### YOUR INSTRUCTIONS
Gather each line of the entries below that includes "some".

──────

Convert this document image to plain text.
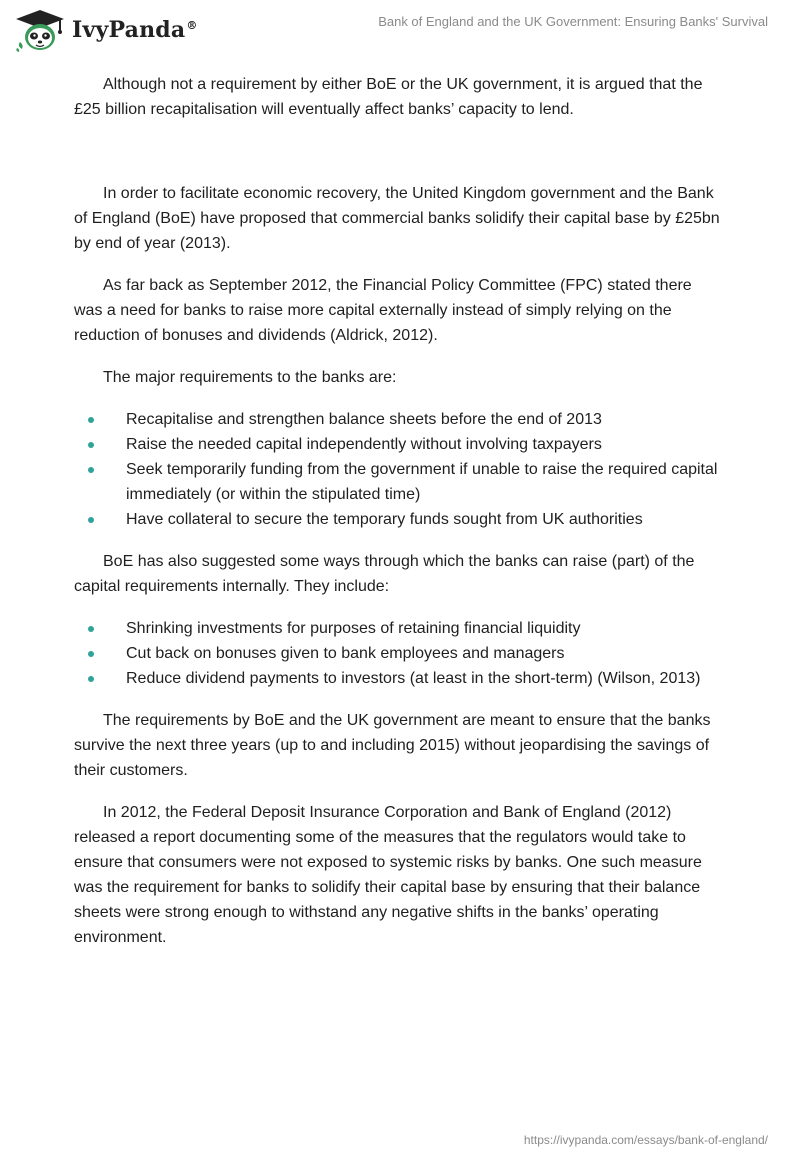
IvyPanda®	Bank of England and the UK Government: Ensuring Banks' Survival

Although not a requirement by either BoE or the UK government, it is argued that the £25 billion recapitalisation will eventually affect banks’ capacity to lend.

In order to facilitate economic recovery, the United Kingdom government and the Bank of England (BoE) have proposed that commercial banks solidify their capital base by £25bn by end of year (2013).

As far back as September 2012, the Financial Policy Committee (FPC) stated there was a need for banks to raise more capital externally instead of simply relying on the reduction of bonuses and dividends (Aldrick, 2012).

The major requirements to the banks are:

Recapitalise and strengthen balance sheets before the end of 2013
Raise the needed capital independently without involving taxpayers
Seek temporarily funding from the government if unable to raise the required capital immediately (or within the stipulated time)
Have collateral to secure the temporary funds sought from UK authorities

BoE has also suggested some ways through which the banks can raise (part) of the capital requirements internally. They include:

Shrinking investments for purposes of retaining financial liquidity
Cut back on bonuses given to bank employees and managers
Reduce dividend payments to investors (at least in the short-term) (Wilson, 2013)

The requirements by BoE and the UK government are meant to ensure that the banks survive the next three years (up to and including 2015) without jeopardising the savings of their customers.

In 2012, the Federal Deposit Insurance Corporation and Bank of England (2012) released a report documenting some of the measures that the regulators would take to ensure that consumers were not exposed to systemic risks by banks. One such measure was the requirement for banks to solidify their capital base by ensuring that their balance sheets were strong enough to withstand any negative shifts in the banks’ operating environment.

https://ivypanda.com/essays/bank-of-england/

──────

### SOLUTION FOR THIS EXERCISE
BoE has also suggested some ways through which the banks can raise (part) of the capital requirements internally. They include:
In 2012, the Federal Deposit Insurance Corporation and Bank of England (2012) released a report documenting some of the measures that the regulators would take to ensure that consumers were not exposed to systemic risks by banks. One such measure was the requirement for banks to solidify their capital base by ensuring that their balance sheets were strong enough to withstand any negative shifts in the banks’ operating environment.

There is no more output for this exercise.